◆ BRIEF ◆
Check every line below for the word "with" and copy the ones that have it.

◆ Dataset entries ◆
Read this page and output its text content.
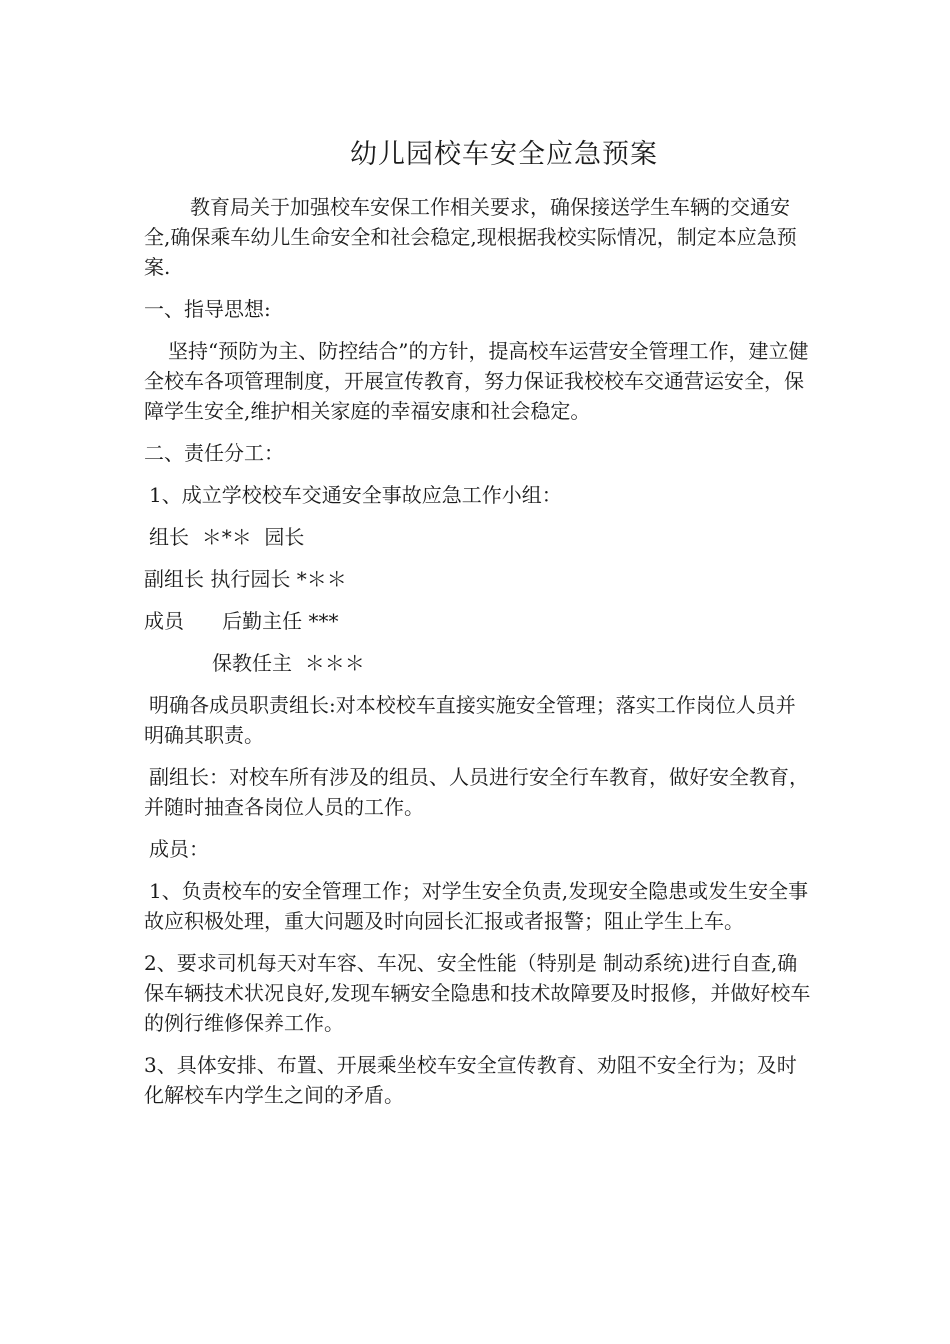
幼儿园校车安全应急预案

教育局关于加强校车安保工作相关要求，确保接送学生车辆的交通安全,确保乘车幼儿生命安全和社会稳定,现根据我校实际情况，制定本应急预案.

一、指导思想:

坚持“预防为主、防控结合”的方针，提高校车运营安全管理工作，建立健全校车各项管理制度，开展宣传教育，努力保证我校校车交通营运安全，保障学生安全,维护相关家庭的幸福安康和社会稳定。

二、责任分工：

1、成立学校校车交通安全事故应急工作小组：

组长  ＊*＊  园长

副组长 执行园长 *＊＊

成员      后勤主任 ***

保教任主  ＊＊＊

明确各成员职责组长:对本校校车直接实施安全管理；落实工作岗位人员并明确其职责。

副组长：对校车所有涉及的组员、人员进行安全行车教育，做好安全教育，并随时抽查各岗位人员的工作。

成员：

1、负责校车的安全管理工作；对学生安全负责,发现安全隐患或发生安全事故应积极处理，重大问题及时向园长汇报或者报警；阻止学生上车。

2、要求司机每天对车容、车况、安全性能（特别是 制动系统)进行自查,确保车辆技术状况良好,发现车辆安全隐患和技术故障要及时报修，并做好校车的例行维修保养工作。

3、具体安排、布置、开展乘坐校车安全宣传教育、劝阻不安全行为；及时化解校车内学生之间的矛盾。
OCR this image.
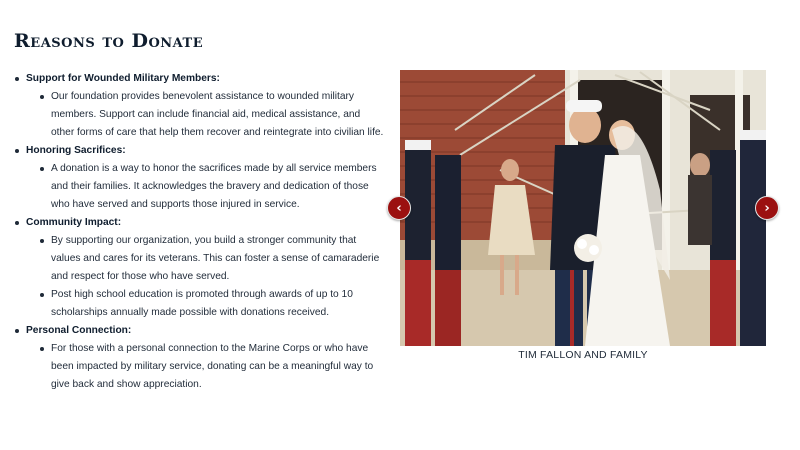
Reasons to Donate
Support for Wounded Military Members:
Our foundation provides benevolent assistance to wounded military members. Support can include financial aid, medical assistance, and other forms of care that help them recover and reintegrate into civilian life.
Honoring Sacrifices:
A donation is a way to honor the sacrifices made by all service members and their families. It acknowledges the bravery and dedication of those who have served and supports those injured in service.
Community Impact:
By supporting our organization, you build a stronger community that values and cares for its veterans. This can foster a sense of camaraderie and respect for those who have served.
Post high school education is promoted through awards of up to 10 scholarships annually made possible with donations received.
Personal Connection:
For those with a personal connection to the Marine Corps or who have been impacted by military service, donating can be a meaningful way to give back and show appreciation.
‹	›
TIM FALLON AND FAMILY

◆ TASK RESULT ◆
Post high school education is promoted through awards of up to 10 scholarships annually made possible with donations received.
For those with a personal connection to the Marine Corps or who have been impacted by military service, donating can be a meaningful way to give back and show appreciation.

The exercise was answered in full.